§ OBJECTIVE: Each line in the entries below that holds the string "lecturer" is to be listed.

(Collected data entries)
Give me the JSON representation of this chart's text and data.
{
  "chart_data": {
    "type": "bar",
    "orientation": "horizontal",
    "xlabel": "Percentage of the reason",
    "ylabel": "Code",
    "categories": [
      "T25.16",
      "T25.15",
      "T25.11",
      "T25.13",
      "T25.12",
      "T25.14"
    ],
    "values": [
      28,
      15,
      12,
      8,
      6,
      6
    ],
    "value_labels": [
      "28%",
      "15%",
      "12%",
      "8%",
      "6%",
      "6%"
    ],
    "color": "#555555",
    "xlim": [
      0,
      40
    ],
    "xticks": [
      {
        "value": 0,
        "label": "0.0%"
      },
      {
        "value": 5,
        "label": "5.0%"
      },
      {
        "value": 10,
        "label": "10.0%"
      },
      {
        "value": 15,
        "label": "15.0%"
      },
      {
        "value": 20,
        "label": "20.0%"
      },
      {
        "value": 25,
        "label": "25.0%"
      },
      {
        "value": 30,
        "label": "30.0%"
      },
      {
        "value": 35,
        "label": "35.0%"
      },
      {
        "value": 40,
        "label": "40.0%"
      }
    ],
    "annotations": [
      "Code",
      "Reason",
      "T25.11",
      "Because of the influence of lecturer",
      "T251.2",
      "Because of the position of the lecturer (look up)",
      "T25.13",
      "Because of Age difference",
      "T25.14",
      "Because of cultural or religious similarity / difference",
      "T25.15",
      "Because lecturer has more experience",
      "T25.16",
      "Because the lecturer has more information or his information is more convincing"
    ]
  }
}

§ RESPONSE FOR THIS EXERCISE:
      "Because of the influence of lecturer",
      "Because of the position of the lecturer (look up)",
      "Because lecturer has more experience",
      "Because the lecturer has more information or his information is more convincing"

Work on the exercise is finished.